+++ Exercise input

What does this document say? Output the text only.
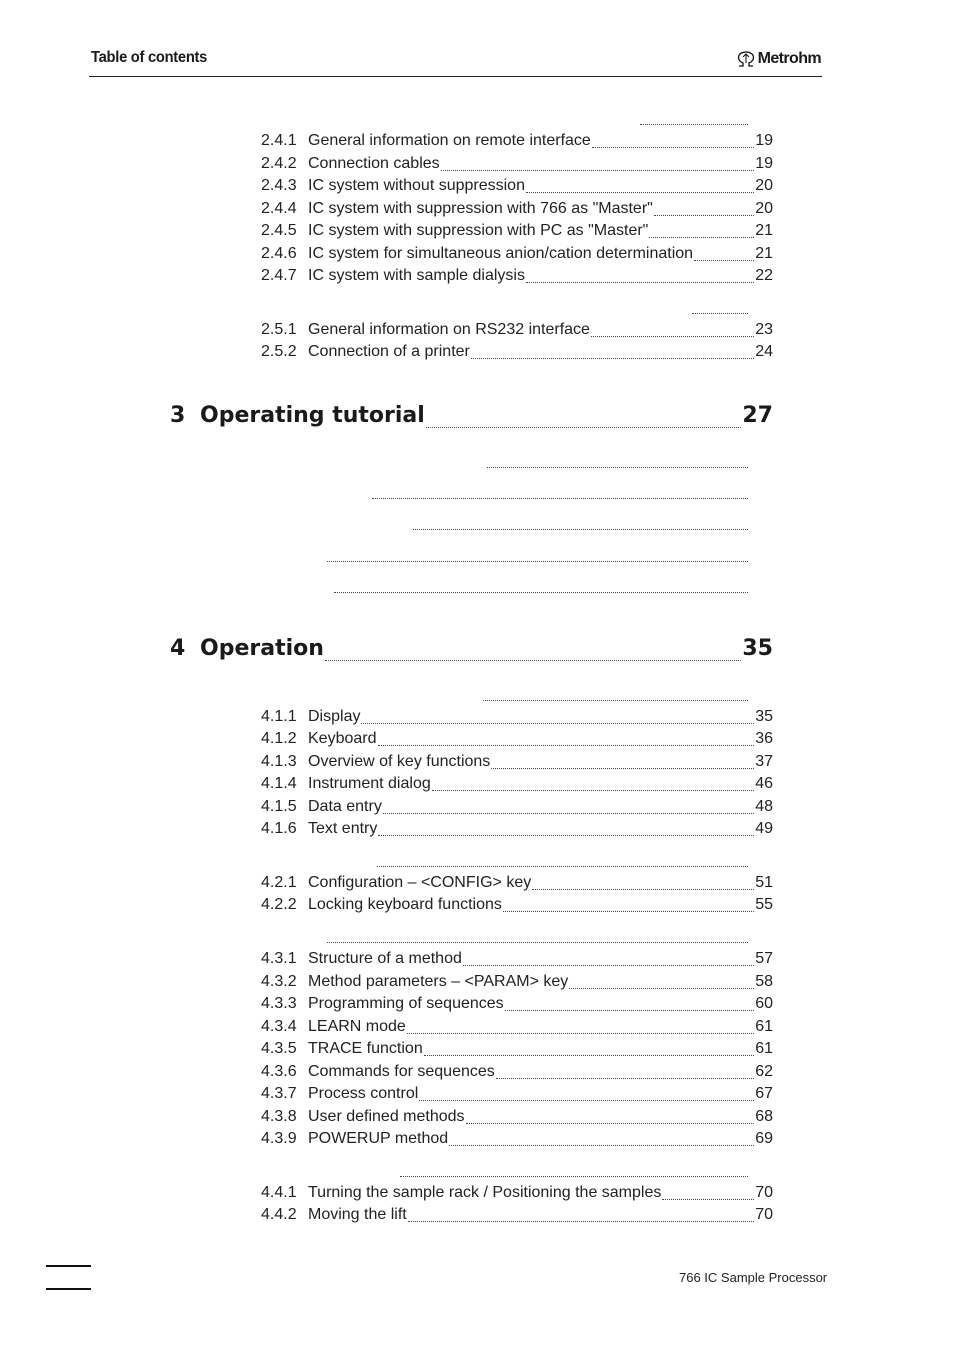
Table of contents	Metrohm
2.4.1 General information on remote interface	19
2.4.2 Connection cables	19
2.4.3 IC system without suppression	20
2.4.4 IC system with suppression with 766 as "Master"	20
2.4.5 IC system with suppression with PC as "Master"	21
2.4.6 IC system for simultaneous anion/cation determination	21
2.4.7 IC system with sample dialysis	22
2.5.1 General information on RS232 interface	23
2.5.2 Connection of a printer	24
3 Operating tutorial	27
4 Operation	35
4.1.1 Display	35
4.1.2 Keyboard	36
4.1.3 Overview of key functions	37
4.1.4 Instrument dialog	46
4.1.5 Data entry	48
4.1.6 Text entry	49
4.2.1 Configuration – <CONFIG> key	51
4.2.2 Locking keyboard functions	55
4.3.1 Structure of a method	57
4.3.2 Method parameters – <PARAM> key	58
4.3.3 Programming of sequences	60
4.3.4 LEARN mode	61
4.3.5 TRACE function	61
4.3.6 Commands for sequences	62
4.3.7 Process control	67
4.3.8 User defined methods	68
4.3.9 POWERUP method	69
4.4.1 Turning the sample rack / Positioning the samples	70
4.4.2 Moving the lift	70
766 IC Sample Processor
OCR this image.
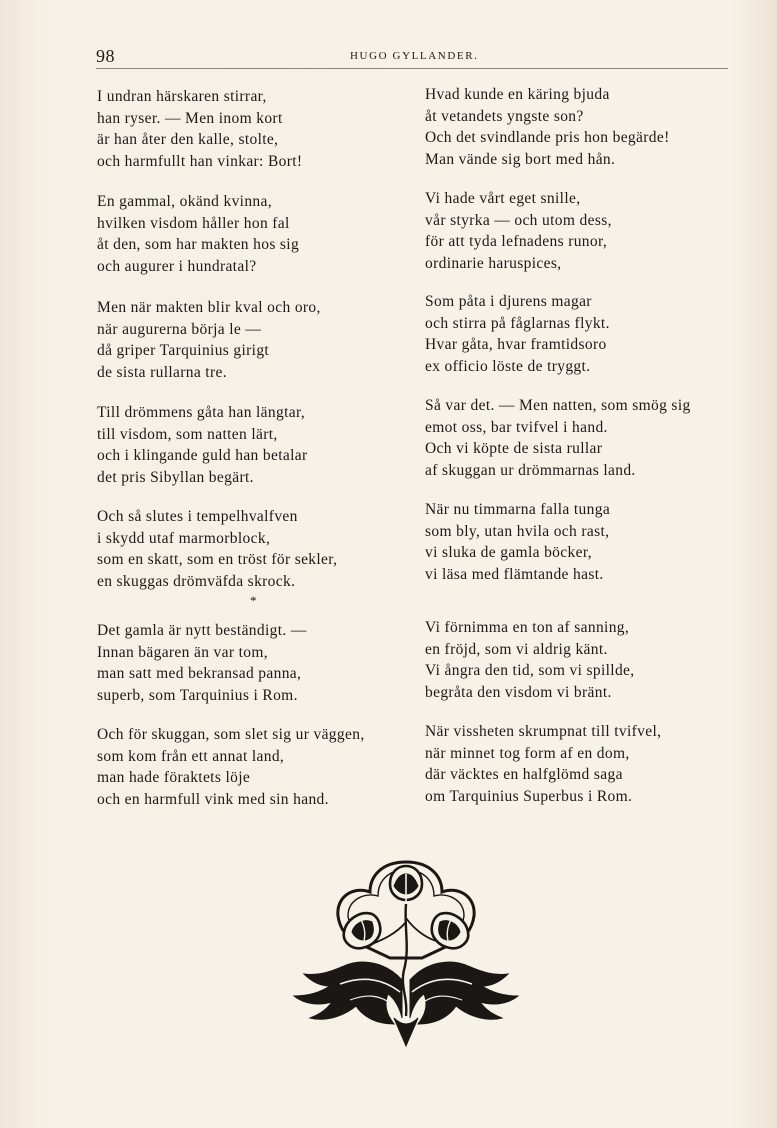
98	HUGO GYLLANDER.
I undran härskaren stirrar,
han ryser. — Men inom kort
är han åter den kalle, stolte,
och harmfullt han vinkar: Bort!
En gammal, okänd kvinna,
hvilken visdom håller hon fal
åt den, som har makten hos sig
och augurer i hundratal?
Men när makten blir kval och oro,
när augurerna börja le —
då griper Tarquinius girigt
de sista rullarna tre.
Till drömmens gåta han längtar,
till visdom, som natten lärt,
och i klingande guld han betalar
det pris Sibyllan begärt.
Och så slutes i tempelhvalfven
i skydd utaf marmorblock,
som en skatt, som en tröst för sekler,
en skuggas drömväfda skrock.
Det gamla är nytt beständigt. —
Innan bägaren än var tom,
man satt med bekransad panna,
superb, som Tarquinius i Rom.
Och för skuggan, som slet sig ur väggen,
som kom från ett annat land,
man hade föraktets löje
och en harmfull vink med sin hand.
*
Hvad kunde en käring bjuda
åt vetandets yngste son?
Och det svindlande pris hon begärde!
Man vände sig bort med hån.
Vi hade vårt eget snille,
vår styrka — och utom dess,
för att tyda lefnadens runor,
ordinarie haruspices,
Som påta i djurens magar
och stirra på fåglarnas flykt.
Hvar gåta, hvar framtidsoro
ex officio löste de tryggt.
Så var det. — Men natten, som smög sig
emot oss, bar tvifvel i hand.
Och vi köpte de sista rullar
af skuggan ur drömmarnas land.
När nu timmarna falla tunga
som bly, utan hvila och rast,
vi sluka de gamla böcker,
vi läsa med flämtande hast.
Vi förnimma en ton af sanning,
en fröjd, som vi aldrig känt.
Vi ångra den tid, som vi spillde,
begråta den visdom vi bränt.
När vissheten skrumpnat till tvifvel,
när minnet tog form af en dom,
där väcktes en halfglömd saga
om Tarquinius Superbus i Rom.
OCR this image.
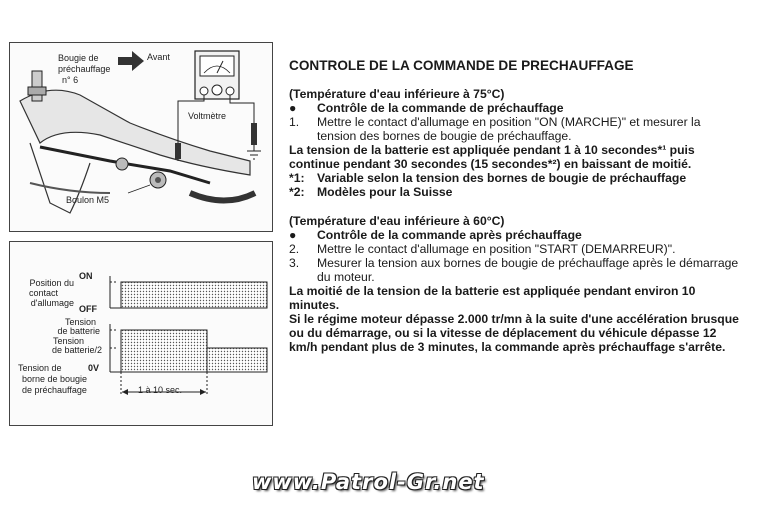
Bougie de
préchauffage
n° 6
Avant
Voltmètre
Boulon M5
Position du
contact
d'allumage
ON
OFF
Tension
de batterie
Tension
de batterie/2
Tension de	0V
borne de bougie
de préchauffage	1 à 10 sec.

CONTROLE DE LA COMMANDE DE PRECHAUFFAGE

(Température d'eau inférieure à 75°C)

●	Contrôle de la commande de préchauffage
1.	Mettre le contact d'allumage en position "ON (MARCHE)" et mesurer la tension des bornes de bougie de préchauffage.

La tension de la batterie est appliquée pendant 1 à 10 secondes*¹ puis continue pendant 30 secondes (15 secondes*²) en baissant de moitié.

*1:	Variable selon la tension des bornes de bougie de préchauffage
*2:	Modèles pour la Suisse

(Température d'eau inférieure à 60°C)

●	Contrôle de la commande après préchauffage
2.	Mettre le contact d'allumage en position "START (DEMARREUR)".
3.	Mesurer la tension aux bornes de bougie de préchauffage après le démarrage du moteur.

La moitié de la tension de la batterie est appliquée pendant environ 10 minutes.

Si le régime moteur dépasse 2.000 tr/mn à la suite d'une accélération brusque ou du démarrage, ou si la vitesse de déplacement du véhicule dépasse 12 km/h pendant plus de 3 minutes, la commande après préchauffage s'arrête.

www.Patrol-Gr.net
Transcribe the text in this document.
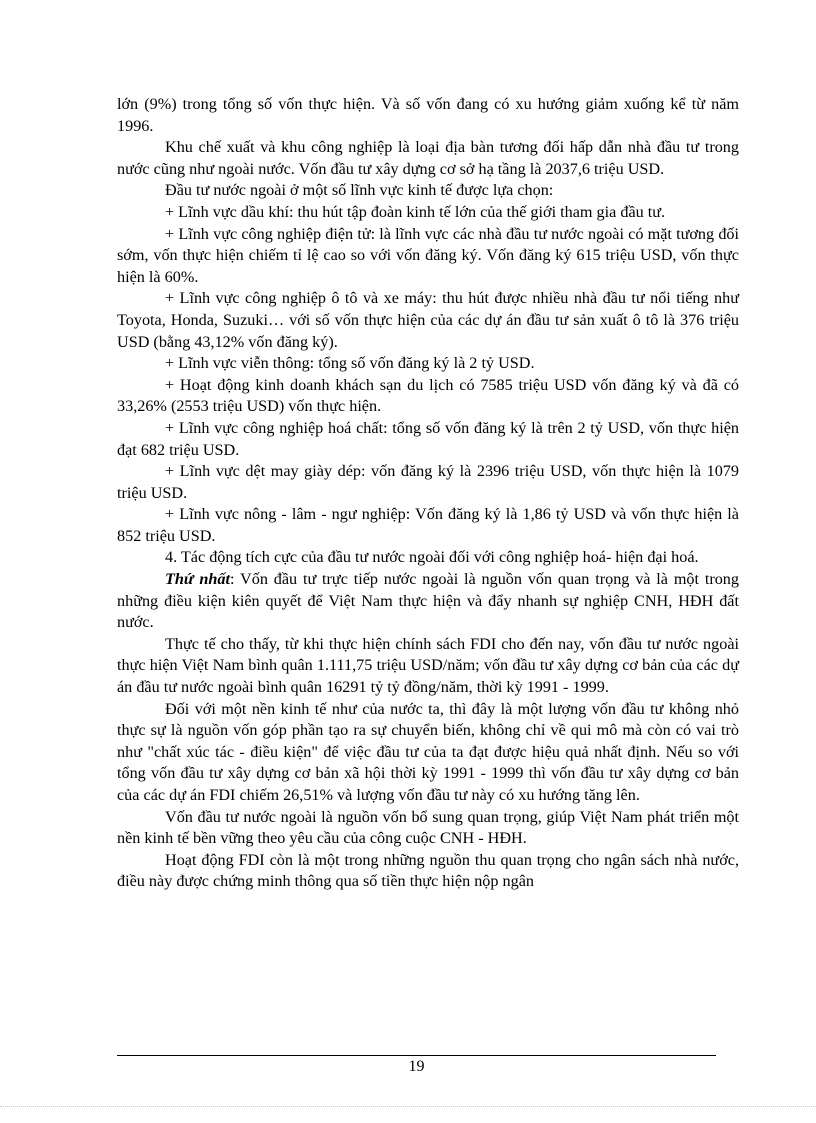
lớn (9%) trong tổng số vốn thực hiện. Và số vốn đang có xu hướng giảm xuống kể từ năm 1996.

Khu chế xuất và khu công nghiệp là loại địa bàn tương đối hấp dẫn nhà đầu tư trong nước cũng như ngoài nước. Vốn đầu tư xây dựng cơ sở hạ tầng là 2037,6 triệu USD.

Đầu tư nước ngoài ở một số lĩnh vực kinh tế được lựa chọn:

+ Lĩnh vực dầu khí: thu hút tập đoàn kinh tế lớn của thế giới tham gia đầu tư.

+ Lĩnh vực công nghiệp điện tử: là lĩnh vực các nhà đầu tư nước ngoài có mặt tương đối sớm, vốn thực hiện chiếm tỉ lệ cao so với vốn đăng ký. Vốn đăng ký 615 triệu USD, vốn thực hiện là 60%.

+ Lĩnh vực công nghiệp ô tô và xe máy: thu hút được nhiều nhà đầu tư nổi tiếng như Toyota, Honda, Suzuki… với số vốn thực hiện của các dự án đầu tư sản xuất ô tô là 376 triệu USD (bằng 43,12% vốn đăng ký).

+ Lĩnh vực viễn thông: tổng số vốn đăng ký là 2 tỷ USD.

+ Hoạt động kinh doanh khách sạn du lịch có 7585 triệu USD vốn đăng ký và đã có 33,26% (2553 triệu USD) vốn thực hiện.

+ Lĩnh vực công nghiệp hoá chất: tổng số vốn đăng ký là trên 2 tỷ USD, vốn thực hiện đạt 682 triệu USD.

+ Lĩnh vực dệt may giày dép: vốn đăng ký là 2396 triệu USD, vốn thực hiện là 1079 triệu USD.

+ Lĩnh vực nông - lâm - ngư nghiệp: Vốn đăng ký là 1,86 tỷ USD và vốn thực hiện là 852 triệu USD.

4. Tác động tích cực của đầu tư nước ngoài đối với công nghiệp hoá- hiện đại hoá.

Thứ nhất: Vốn đầu tư trực tiếp nước ngoài là nguồn vốn quan trọng và là một trong những điều kiện kiên quyết để Việt Nam thực hiện và đẩy nhanh sự nghiệp CNH, HĐH đất nước.

Thực tế cho thấy, từ khi thực hiện chính sách FDI cho đến nay, vốn đầu tư nước ngoài thực hiện Việt Nam bình quân 1.111,75 triệu USD/năm; vốn đầu tư xây dựng cơ bản của các dự án đầu tư nước ngoài bình quân 16291 tỷ tỷ đồng/năm, thời kỳ 1991 - 1999.

Đối với một nền kinh tế như của nước ta, thì đây là một lượng vốn đầu tư không nhỏ thực sự là nguồn vốn góp phần tạo ra sự chuyển biến, không chỉ về qui mô mà còn có vai trò như "chất xúc tác - điều kiện" để việc đầu tư của ta đạt được hiệu quả nhất định. Nếu so với tổng vốn đầu tư xây dựng cơ bản xã hội thời kỳ 1991 - 1999 thì vốn đầu tư xây dựng cơ bản của các dự án FDI chiếm 26,51% và lượng vốn đầu tư này có xu hướng tăng lên.

Vốn đầu tư nước ngoài là nguồn vốn bổ sung quan trọng, giúp Việt Nam phát triển một nền kinh tế bền vững theo yêu cầu của công cuộc CNH - HĐH.

Hoạt động FDI còn là một trong những nguồn thu quan trọng cho ngân sách nhà nước, điều này được chứng minh thông qua số tiền thực hiện nộp ngân

19
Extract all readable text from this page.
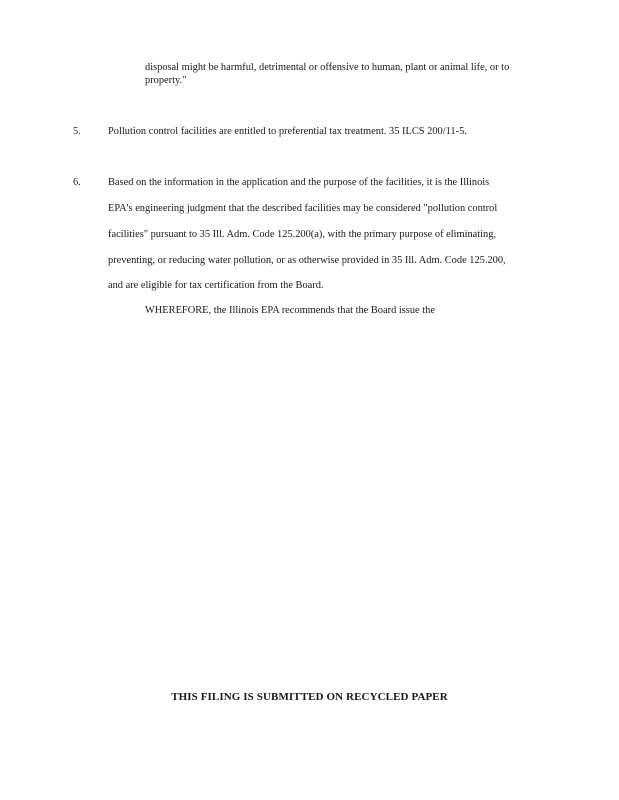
disposal might be harmful, detrimental or offensive to human, plant or animal life, or to
property."
5.	Pollution control facilities are entitled to preferential tax treatment. 35 ILCS 200/11-5.
6.	Based on the information in the application and the purpose of the facilities, it is the Illinois
EPA's engineering judgment that the described facilities may be considered "pollution control
facilities" pursuant to 35 Ill. Adm. Code 125.200(a), with the primary purpose of eliminating,
preventing, or reducing water pollution, or as otherwise provided in 35 Ill. Adm. Code 125.200,
and are eligible for tax certification from the Board.
WHEREFORE, the Illinois EPA recommends that the Board issue the
THIS FILING IS SUBMITTED ON RECYCLED PAPER
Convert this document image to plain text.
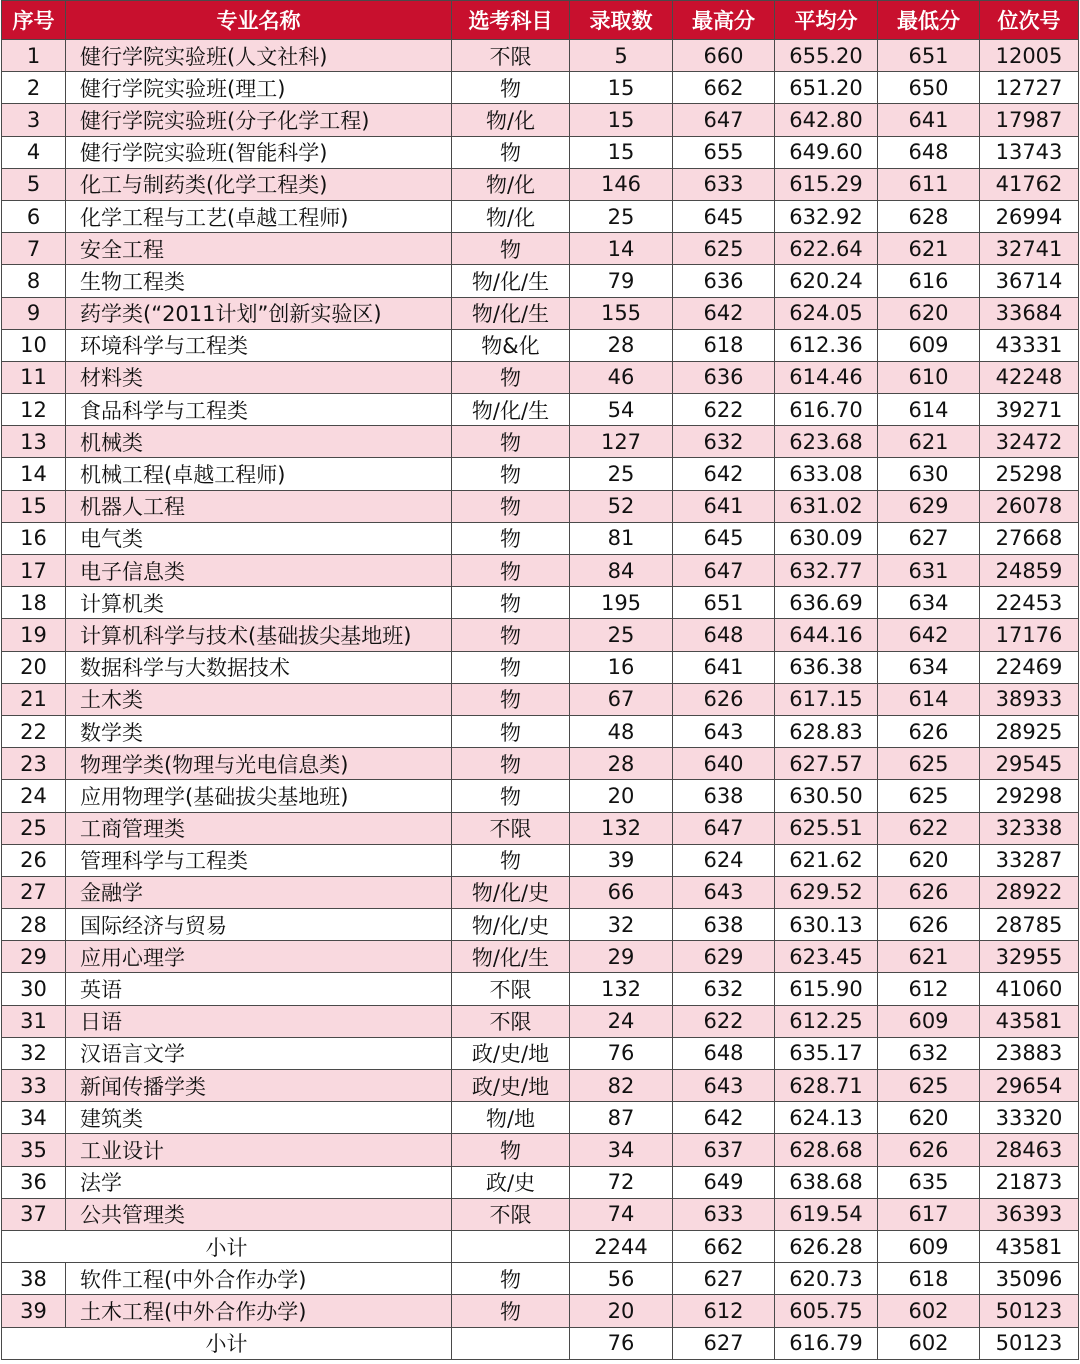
序号	专业名称	选考科目	录取数	最高分	平均分	最低分	位次号
1	健行学院实验班(人文社科)	不限	5	660	655.20	651	12005
2	健行学院实验班(理工)	物	15	662	651.20	650	12727
3	健行学院实验班(分子化学工程)	物/化	15	647	642.80	641	17987
4	健行学院实验班(智能科学)	物	15	655	649.60	648	13743
5	化工与制药类(化学工程类)	物/化	146	633	615.29	611	41762
6	化学工程与工艺(卓越工程师)	物/化	25	645	632.92	628	26994
7	安全工程	物	14	625	622.64	621	32741
8	生物工程类	物/化/生	79	636	620.24	616	36714
9	药学类(“2011计划”创新实验区)	物/化/生	155	642	624.05	620	33684
10	环境科学与工程类	物&化	28	618	612.36	609	43331
11	材料类	物	46	636	614.46	610	42248
12	食品科学与工程类	物/化/生	54	622	616.70	614	39271
13	机械类	物	127	632	623.68	621	32472
14	机械工程(卓越工程师)	物	25	642	633.08	630	25298
15	机器人工程	物	52	641	631.02	629	26078
16	电气类	物	81	645	630.09	627	27668
17	电子信息类	物	84	647	632.77	631	24859
18	计算机类	物	195	651	636.69	634	22453
19	计算机科学与技术(基础拔尖基地班)	物	25	648	644.16	642	17176
20	数据科学与大数据技术	物	16	641	636.38	634	22469
21	土木类	物	67	626	617.15	614	38933
22	数学类	物	48	643	628.83	626	28925
23	物理学类(物理与光电信息类)	物	28	640	627.57	625	29545
24	应用物理学(基础拔尖基地班)	物	20	638	630.50	625	29298
25	工商管理类	不限	132	647	625.51	622	32338
26	管理科学与工程类	物	39	624	621.62	620	33287
27	金融学	物/化/史	66	643	629.52	626	28922
28	国际经济与贸易	物/化/史	32	638	630.13	626	28785
29	应用心理学	物/化/生	29	629	623.45	621	32955
30	英语	不限	132	632	615.90	612	41060
31	日语	不限	24	622	612.25	609	43581
32	汉语言文学	政/史/地	76	648	635.17	632	23883
33	新闻传播学类	政/史/地	82	643	628.71	625	29654
34	建筑类	物/地	87	642	624.13	620	33320
35	工业设计	物	34	637	628.68	626	28463
36	法学	政/史	72	649	638.68	635	21873
37	公共管理类	不限	74	633	619.54	617	36393
小计			2244	662	626.28	609	43581
38	软件工程(中外合作办学)	物	56	627	620.73	618	35096
39	土木工程(中外合作办学)	物	20	612	605.75	602	50123
小计			76	627	616.79	602	50123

++++++

#### Written exercise
Check each line of the records for "được" and copy the ones that contain it.

#### The solution
Đầu tư nước ngoài ở một số lĩnh vực kinh tế được lựa chọn:
+ Lĩnh vực công nghiệp ô tô và xe máy: thu hút được nhiều nhà đầu tư nổi tiếng như Toyota, Honda, Suzuki… với số vốn thực hiện của các dự án đầu tư sản xuất ô tô là 376 triệu USD (bằng 43,12% vốn đăng ký).
Đối với một nền kinh tế như của nước ta, thì đây là một lượng vốn đầu tư không nhỏ thực sự là nguồn vốn góp phần tạo ra sự chuyển biến, không chỉ về qui mô mà còn có vai trò như "chất xúc tác - điều kiện" để việc đầu tư của ta đạt được hiệu quả nhất định. Nếu so với tổng vốn đầu tư xây dựng cơ bản xã hội thời kỳ 1991 - 1999 thì vốn đầu tư xây dựng cơ bản của các dự án FDI chiếm 26,51% và lượng vốn đầu tư này có xu hướng tăng lên.
Hoạt động FDI còn là một trong những nguồn thu quan trọng cho ngân sách nhà nước, điều này được chứng minh thông qua số tiền thực hiện nộp ngân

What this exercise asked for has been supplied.